■ TASK 1:
Please print everything from the start of the listing down to the line containing "para-7: Per la", including both ends, and reproduce each line unchanged.
■ ■ ■ ■
Even worse, the difficult situation that the State Board now faces - of trying to preserve the little remaining cold water in Shasta to protect the last few struggling salmon - is purely a creation of these self-same interests, who urged the State Board to allow the Bureau of Reclamation to dump far more water from Shasta reservoir than it should have back in April and May for agriculture, which has left the reservoir in a depleted state now, and unable to provide the cold water that Reclamation assured at the time would be available to protect salmon. Indeed, Reclamation promised back in January that it wouldn't take the step it did in April of dumping more water than was needed for temperature control from Shasta reservoir, stating that:

Flow releases at Keswick will be maintained at the minimum of 3,250 cfs this winter and spring as much as practicable to help conserve storage in Shasta Lake.... Likely starting in late May, flow releases will increase at Keswick to facilitate temperature management along the upper reach of the Sacramento River, and these increased flows will then be used to meet other Project purposes in the system.

But, at the behest of agribusiness and its representatives, Reclamation abruptly ditched this plan in April, and more than doubled releases out of Shasta, reducing the size of the valuable cold-water pool that it now desperately needs to keep salmon alive. The fact that this plan was doomed to fail was not a surprise to many. Is this an example of the "operational flexibility" that San Joaquin Valley congressional members claim to desire? If so, it's proven to be a disaster, and a flexibility that Reclamation and others cannot be trusted with.

As the salmon fishing community has recognized, a repeat of last year's disastrous failure to protect salmon runs below Shasta could shut down their entire industry in coming years. That's why salmon fishermen and NRDC and other salmon advocates strongly support the State Water Board's action to improve on the failed temperature management plan for Shasta promoted by Reclamation and San Joaquin Valley agribusiness, and to act quickly to protect and manage the remaining cold water supplies in Shasta for salmon. Less than 2% is not enough, and protecting this California natural treasure is worth far more.
■ ■ ■ ■
■ TASK 2:
In the Shasta passage, what minimum flow release at Keswick did Reclamation say in January it would maintain that winter and spring?

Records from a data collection
■ ■ ■ ■
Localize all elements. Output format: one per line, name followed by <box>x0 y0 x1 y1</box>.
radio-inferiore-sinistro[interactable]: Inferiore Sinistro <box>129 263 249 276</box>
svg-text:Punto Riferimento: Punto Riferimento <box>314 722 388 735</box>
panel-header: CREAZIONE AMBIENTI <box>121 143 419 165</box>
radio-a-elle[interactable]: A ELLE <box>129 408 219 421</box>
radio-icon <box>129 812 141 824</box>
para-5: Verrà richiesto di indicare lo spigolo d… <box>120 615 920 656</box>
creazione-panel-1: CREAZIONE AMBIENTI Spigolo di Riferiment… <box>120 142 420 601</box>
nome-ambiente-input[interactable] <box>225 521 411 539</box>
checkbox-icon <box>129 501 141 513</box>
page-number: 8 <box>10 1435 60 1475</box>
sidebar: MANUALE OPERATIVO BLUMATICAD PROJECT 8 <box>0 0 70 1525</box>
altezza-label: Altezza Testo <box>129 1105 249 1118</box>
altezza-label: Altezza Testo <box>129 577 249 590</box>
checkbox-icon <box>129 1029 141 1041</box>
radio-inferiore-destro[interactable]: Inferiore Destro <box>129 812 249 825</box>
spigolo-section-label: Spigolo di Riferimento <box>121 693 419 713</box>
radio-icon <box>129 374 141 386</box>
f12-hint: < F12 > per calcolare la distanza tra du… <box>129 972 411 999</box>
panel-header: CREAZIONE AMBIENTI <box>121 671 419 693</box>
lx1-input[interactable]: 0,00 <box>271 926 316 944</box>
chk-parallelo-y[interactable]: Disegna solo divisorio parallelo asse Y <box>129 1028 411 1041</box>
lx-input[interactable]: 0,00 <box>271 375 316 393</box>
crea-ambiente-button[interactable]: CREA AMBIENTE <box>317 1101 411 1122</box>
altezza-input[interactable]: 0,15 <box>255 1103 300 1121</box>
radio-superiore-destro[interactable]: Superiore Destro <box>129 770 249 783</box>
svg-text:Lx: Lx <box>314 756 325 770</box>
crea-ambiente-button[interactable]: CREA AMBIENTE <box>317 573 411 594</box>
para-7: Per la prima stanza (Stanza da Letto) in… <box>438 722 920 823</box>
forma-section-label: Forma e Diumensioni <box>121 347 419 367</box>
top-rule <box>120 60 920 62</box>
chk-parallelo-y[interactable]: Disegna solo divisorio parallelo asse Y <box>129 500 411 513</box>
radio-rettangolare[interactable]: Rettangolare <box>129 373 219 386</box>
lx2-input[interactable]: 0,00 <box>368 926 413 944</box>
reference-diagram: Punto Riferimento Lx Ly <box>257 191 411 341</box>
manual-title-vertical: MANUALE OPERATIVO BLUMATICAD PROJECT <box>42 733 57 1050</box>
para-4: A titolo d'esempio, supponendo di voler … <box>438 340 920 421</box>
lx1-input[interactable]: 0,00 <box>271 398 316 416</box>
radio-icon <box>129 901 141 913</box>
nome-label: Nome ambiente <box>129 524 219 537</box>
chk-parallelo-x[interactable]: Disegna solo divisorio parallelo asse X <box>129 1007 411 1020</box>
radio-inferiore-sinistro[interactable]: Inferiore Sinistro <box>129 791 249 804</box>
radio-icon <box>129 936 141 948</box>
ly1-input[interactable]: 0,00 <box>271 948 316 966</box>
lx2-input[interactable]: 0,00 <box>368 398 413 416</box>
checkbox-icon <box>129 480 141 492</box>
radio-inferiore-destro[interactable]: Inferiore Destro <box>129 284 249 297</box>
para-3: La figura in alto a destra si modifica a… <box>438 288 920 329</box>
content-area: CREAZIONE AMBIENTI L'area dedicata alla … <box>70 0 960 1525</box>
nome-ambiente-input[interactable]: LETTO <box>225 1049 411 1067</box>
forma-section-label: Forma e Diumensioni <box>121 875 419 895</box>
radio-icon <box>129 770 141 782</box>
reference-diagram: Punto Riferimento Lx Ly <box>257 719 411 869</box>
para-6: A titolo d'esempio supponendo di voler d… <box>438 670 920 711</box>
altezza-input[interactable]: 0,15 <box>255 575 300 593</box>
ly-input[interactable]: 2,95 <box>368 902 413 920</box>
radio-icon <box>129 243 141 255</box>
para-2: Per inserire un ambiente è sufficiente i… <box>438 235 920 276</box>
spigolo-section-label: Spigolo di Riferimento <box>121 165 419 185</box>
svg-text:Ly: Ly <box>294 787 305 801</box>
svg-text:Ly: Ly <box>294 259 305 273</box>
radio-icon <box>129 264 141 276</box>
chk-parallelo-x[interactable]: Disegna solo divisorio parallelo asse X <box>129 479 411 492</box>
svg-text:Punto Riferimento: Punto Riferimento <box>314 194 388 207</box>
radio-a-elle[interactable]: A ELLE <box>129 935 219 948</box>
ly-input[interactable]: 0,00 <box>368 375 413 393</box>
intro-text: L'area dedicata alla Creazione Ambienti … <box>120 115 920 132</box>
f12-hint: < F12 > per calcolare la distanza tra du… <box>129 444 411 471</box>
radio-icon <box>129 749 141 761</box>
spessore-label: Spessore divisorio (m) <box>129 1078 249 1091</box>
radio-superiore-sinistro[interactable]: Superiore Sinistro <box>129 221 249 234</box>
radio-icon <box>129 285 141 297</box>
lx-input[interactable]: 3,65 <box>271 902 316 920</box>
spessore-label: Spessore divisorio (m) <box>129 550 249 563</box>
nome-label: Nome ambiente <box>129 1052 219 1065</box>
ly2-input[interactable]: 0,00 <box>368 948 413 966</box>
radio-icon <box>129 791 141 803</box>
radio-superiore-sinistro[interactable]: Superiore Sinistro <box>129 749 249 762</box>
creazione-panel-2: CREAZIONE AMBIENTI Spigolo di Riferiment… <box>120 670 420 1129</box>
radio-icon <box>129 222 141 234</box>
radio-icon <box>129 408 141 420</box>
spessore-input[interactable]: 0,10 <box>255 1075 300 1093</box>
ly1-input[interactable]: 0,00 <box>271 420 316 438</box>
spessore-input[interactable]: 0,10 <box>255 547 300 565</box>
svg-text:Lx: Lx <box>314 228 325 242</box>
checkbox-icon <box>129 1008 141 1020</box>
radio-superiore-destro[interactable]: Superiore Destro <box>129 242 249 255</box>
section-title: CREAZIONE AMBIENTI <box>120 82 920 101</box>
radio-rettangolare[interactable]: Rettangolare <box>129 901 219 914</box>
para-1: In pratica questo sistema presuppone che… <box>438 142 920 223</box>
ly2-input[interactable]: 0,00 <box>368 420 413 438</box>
■ ■ ■ ■
■ TASK RESULT 1:
Localize all elements. Output format: one per line, name followed by <box>x0 y0 x1 y1</box>.
radio-inferiore-sinistro[interactable]: Inferiore Sinistro <box>129 263 249 276</box>
svg-text:Punto Riferimento: Punto Riferimento <box>314 722 388 735</box>
panel-header: CREAZIONE AMBIENTI <box>121 143 419 165</box>
radio-a-elle[interactable]: A ELLE <box>129 408 219 421</box>
radio-icon <box>129 812 141 824</box>
para-5: Verrà richiesto di indicare lo spigolo d… <box>120 615 920 656</box>
creazione-panel-1: CREAZIONE AMBIENTI Spigolo di Riferiment… <box>120 142 420 601</box>
nome-ambiente-input[interactable] <box>225 521 411 539</box>
checkbox-icon <box>129 501 141 513</box>
page-number: 8 <box>10 1435 60 1475</box>
sidebar: MANUALE OPERATIVO BLUMATICAD PROJECT 8 <box>0 0 70 1525</box>
altezza-label: Altezza Testo <box>129 1105 249 1118</box>
altezza-label: Altezza Testo <box>129 577 249 590</box>
checkbox-icon <box>129 1029 141 1041</box>
radio-inferiore-destro[interactable]: Inferiore Destro <box>129 812 249 825</box>
spigolo-section-label: Spigolo di Riferimento <box>121 693 419 713</box>
radio-icon <box>129 374 141 386</box>
f12-hint: < F12 > per calcolare la distanza tra du… <box>129 972 411 999</box>
panel-header: CREAZIONE AMBIENTI <box>121 671 419 693</box>
lx1-input[interactable]: 0,00 <box>271 926 316 944</box>
chk-parallelo-y[interactable]: Disegna solo divisorio parallelo asse Y <box>129 1028 411 1041</box>
lx-input[interactable]: 0,00 <box>271 375 316 393</box>
crea-ambiente-button[interactable]: CREA AMBIENTE <box>317 1101 411 1122</box>
altezza-input[interactable]: 0,15 <box>255 1103 300 1121</box>
radio-superiore-destro[interactable]: Superiore Destro <box>129 770 249 783</box>
svg-text:Lx: Lx <box>314 756 325 770</box>
crea-ambiente-button[interactable]: CREA AMBIENTE <box>317 573 411 594</box>
para-7: Per la prima stanza (Stanza da Letto) in… <box>438 722 920 823</box>

■ TASK RESULT 2:
3,250 cfs